### PROBLEM REQUIREMENTS
Check each line of the records for "Step"; collect those that have it.

### EXERCISE INPUTS
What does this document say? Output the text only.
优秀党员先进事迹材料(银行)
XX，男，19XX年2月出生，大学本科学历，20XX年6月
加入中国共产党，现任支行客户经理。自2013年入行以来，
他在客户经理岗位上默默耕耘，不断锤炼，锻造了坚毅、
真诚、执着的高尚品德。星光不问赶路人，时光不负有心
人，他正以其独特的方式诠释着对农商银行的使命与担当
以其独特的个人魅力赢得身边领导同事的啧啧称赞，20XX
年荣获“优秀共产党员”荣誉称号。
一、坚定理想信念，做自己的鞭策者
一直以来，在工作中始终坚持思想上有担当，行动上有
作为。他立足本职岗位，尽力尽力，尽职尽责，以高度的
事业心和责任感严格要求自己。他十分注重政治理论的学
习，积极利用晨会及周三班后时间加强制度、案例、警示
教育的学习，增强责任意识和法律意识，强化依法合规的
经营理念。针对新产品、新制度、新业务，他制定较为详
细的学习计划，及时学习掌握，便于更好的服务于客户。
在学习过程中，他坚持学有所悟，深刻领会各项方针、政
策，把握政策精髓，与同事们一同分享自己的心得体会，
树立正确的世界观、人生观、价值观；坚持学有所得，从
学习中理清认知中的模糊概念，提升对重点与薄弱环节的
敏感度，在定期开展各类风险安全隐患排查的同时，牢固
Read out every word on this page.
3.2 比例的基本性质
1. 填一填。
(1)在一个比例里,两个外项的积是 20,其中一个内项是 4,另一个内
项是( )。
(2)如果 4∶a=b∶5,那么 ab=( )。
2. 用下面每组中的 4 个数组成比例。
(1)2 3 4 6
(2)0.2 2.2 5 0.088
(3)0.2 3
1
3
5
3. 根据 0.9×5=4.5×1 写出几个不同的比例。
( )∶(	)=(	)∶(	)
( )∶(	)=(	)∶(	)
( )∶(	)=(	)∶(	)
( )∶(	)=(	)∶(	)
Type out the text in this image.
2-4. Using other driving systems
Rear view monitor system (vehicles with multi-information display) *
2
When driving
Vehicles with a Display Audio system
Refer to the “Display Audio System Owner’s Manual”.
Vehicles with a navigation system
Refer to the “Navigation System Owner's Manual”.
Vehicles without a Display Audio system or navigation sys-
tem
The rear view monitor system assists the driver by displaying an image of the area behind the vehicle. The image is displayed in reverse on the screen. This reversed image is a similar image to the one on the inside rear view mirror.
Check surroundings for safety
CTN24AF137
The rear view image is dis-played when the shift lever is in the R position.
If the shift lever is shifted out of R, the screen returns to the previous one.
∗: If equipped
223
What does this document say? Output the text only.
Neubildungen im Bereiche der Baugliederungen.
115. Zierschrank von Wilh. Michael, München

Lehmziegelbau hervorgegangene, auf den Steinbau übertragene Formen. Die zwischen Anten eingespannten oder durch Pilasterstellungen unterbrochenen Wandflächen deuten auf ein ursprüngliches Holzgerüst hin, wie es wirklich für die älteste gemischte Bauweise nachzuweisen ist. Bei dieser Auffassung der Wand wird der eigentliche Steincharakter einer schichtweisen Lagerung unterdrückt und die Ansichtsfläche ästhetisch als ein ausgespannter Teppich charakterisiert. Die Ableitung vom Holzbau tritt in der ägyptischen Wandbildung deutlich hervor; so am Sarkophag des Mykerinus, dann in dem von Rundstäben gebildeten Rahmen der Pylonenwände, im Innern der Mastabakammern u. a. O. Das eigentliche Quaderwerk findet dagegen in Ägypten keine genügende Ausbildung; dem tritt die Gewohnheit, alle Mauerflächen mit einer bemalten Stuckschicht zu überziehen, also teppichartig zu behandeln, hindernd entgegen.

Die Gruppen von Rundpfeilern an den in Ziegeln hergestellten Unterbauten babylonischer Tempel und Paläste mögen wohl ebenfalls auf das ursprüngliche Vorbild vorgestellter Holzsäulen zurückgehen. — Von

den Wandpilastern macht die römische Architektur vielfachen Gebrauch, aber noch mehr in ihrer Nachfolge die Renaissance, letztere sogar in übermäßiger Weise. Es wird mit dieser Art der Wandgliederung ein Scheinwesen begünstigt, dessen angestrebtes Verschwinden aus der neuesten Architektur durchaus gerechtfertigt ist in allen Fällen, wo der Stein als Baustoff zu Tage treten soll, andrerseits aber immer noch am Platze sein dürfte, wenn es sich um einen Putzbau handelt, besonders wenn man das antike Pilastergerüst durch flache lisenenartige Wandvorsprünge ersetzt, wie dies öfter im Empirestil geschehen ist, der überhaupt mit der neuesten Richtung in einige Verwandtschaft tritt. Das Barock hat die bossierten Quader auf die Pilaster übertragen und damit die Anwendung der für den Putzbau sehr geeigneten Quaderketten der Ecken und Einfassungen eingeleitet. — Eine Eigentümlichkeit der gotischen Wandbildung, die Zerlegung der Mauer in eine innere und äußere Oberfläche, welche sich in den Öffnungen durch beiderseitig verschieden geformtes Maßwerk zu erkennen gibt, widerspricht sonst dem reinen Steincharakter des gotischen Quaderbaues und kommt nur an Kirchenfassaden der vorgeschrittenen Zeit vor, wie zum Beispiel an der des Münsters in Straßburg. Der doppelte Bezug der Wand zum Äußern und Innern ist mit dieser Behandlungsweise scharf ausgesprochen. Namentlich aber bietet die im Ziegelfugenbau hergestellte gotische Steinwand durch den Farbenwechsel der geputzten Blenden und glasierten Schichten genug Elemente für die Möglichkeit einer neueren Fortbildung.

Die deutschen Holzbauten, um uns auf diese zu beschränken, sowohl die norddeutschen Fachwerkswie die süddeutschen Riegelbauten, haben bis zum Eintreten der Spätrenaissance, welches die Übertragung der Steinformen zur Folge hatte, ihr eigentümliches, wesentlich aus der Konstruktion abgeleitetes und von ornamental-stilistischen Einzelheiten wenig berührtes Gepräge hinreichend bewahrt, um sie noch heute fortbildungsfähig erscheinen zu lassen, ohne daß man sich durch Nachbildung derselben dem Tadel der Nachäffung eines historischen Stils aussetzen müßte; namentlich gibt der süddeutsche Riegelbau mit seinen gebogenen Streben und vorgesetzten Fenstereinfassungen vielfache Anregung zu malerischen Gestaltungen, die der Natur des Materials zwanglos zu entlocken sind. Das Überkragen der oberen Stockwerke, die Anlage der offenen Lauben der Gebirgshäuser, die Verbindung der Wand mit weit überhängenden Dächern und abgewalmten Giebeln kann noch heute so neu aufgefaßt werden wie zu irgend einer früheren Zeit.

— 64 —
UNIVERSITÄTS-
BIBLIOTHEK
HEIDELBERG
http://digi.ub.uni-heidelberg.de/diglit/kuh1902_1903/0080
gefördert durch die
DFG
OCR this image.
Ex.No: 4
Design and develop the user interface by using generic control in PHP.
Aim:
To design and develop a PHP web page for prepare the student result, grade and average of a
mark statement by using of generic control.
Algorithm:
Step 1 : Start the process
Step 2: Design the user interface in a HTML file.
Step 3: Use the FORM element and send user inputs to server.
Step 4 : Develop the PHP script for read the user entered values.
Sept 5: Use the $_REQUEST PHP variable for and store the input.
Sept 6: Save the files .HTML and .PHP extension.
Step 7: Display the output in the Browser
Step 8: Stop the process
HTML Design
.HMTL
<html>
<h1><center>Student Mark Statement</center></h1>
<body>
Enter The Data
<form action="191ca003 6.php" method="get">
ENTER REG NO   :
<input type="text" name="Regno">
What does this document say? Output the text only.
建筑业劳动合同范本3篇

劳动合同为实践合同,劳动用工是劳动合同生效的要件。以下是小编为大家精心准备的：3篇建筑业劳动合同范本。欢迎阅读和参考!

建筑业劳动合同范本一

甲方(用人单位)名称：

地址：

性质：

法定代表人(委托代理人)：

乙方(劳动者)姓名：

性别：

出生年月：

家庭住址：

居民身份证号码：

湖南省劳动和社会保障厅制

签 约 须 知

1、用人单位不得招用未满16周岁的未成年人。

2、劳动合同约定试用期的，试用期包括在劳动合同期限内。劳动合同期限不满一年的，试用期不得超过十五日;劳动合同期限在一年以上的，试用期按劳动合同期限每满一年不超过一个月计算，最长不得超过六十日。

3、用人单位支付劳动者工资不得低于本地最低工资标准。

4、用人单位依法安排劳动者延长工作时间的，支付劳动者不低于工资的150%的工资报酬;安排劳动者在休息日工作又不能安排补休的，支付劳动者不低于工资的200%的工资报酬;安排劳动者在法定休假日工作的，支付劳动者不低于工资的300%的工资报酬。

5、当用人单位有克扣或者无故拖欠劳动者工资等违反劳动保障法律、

### TASK RESPONSE
Step 1 : Start the process
Step 2: Design the user interface in a HTML file.
Step 3: Use the FORM element and send user inputs to server.
Step 4 : Develop the PHP script for read the user entered values.
Step 7: Display the output in the Browser
Step 8: Stop the process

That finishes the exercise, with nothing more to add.